>> BEGIN RECORDS FOR THE EXERCISE

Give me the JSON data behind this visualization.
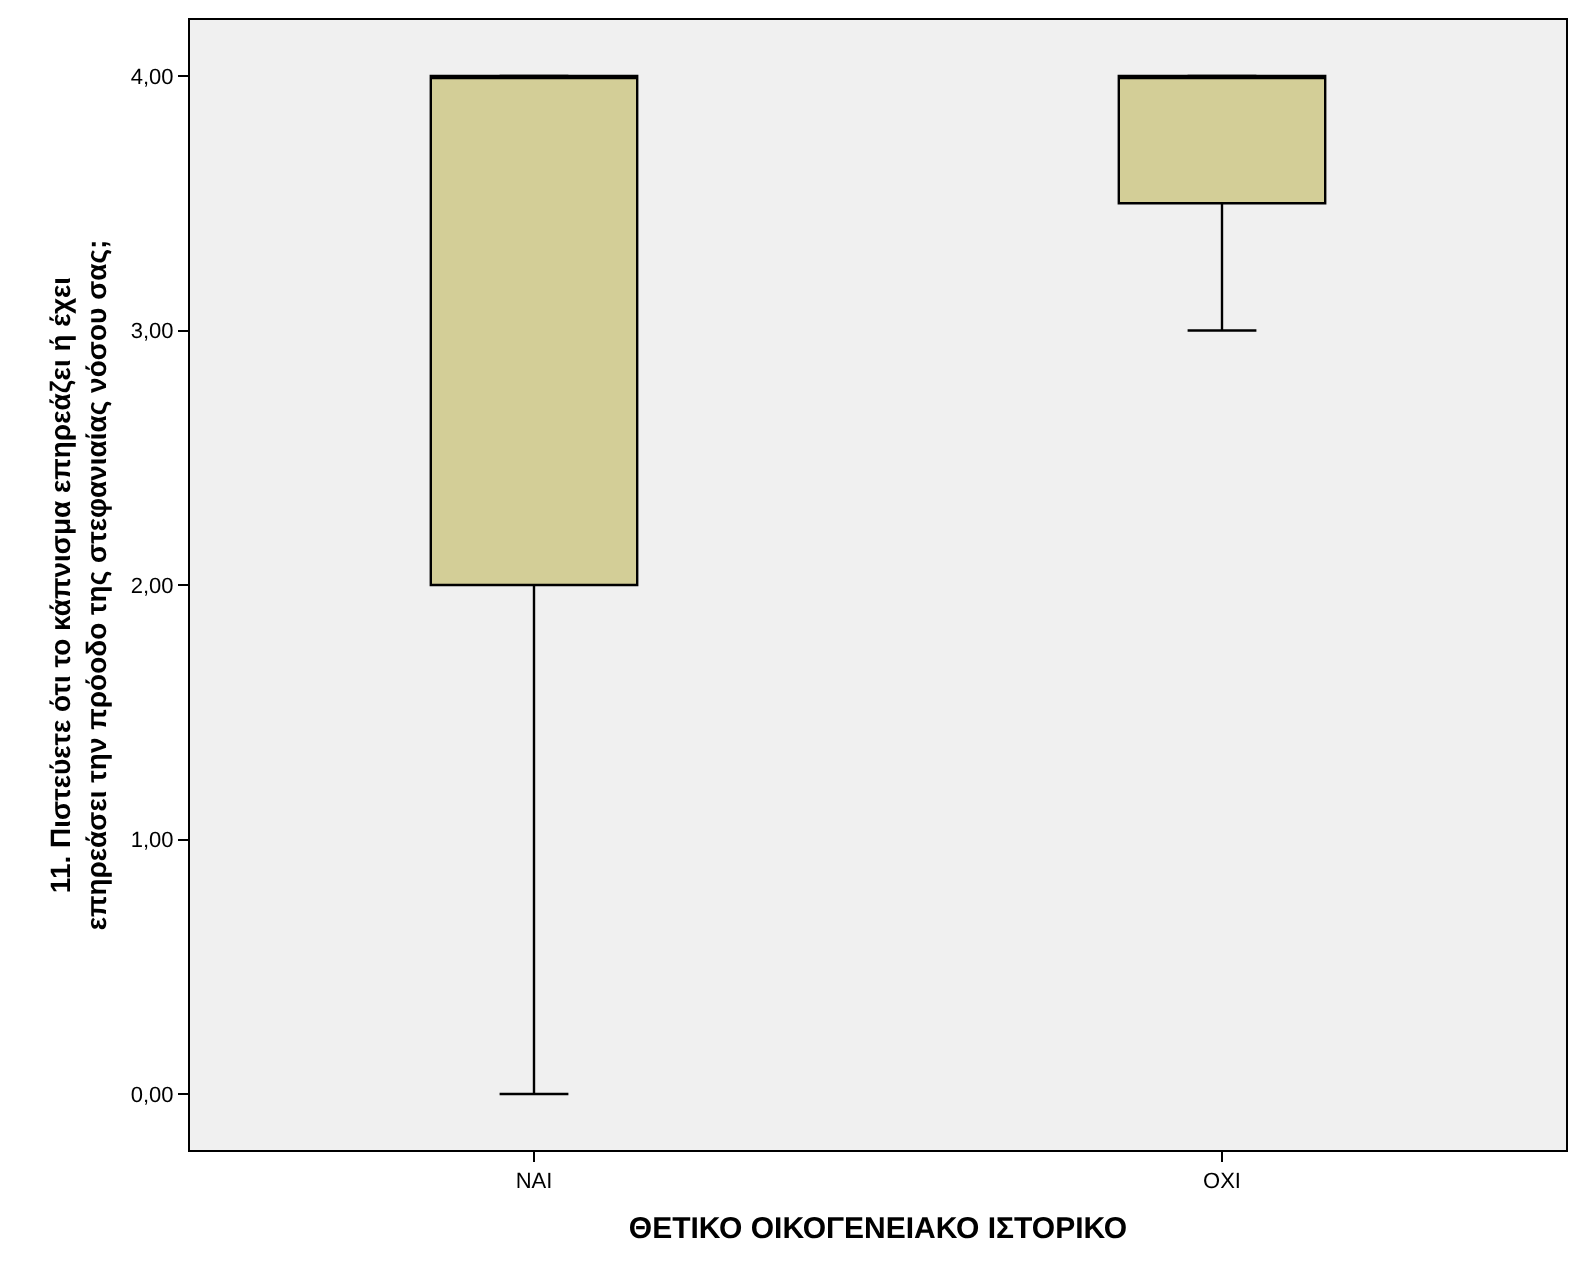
{
  "chart_data": {
    "type": "box",
    "categories": [
      "ΝΑΙ",
      "ΟΧΙ"
    ],
    "boxes": [
      {
        "low": 0,
        "q1": 2,
        "median": 4,
        "q3": 4,
        "high": 4
      },
      {
        "low": 3,
        "q1": 3.5,
        "median": 4,
        "q3": 4,
        "high": 4
      }
    ],
    "color": "#d3ce97",
    "xlabel": "ΘΕΤΙΚΟ ΟΙΚΟΓΕΝΕΙΑΚΟ ΙΣΤΟΡΙΚΟ",
    "ylabel": "11. Πιστεύετε ότι το κάπνισμα επηρεάζει ή έχει επηρεάσει την πρόοδο της στεφανιαίας νόσου σας;",
    "ylim": [
      -0.22,
      4.22
    ],
    "yticks": [
      {
        "value": 0,
        "label": "0,00"
      },
      {
        "value": 1,
        "label": "1,00"
      },
      {
        "value": 2,
        "label": "2,00"
      },
      {
        "value": 3,
        "label": "3,00"
      },
      {
        "value": 4,
        "label": "4,00"
      }
    ],
    "grid": false
  }
}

>> END RECORDS FOR THE EXERCISE

#### [WRITTEN TASK]
Copy in full each line that holds the word "value".

#### [SOLUTION TO THIS EXERCISE]
        "value": 0,
        "value": 1,
        "value": 2,
        "value": 3,
        "value": 4,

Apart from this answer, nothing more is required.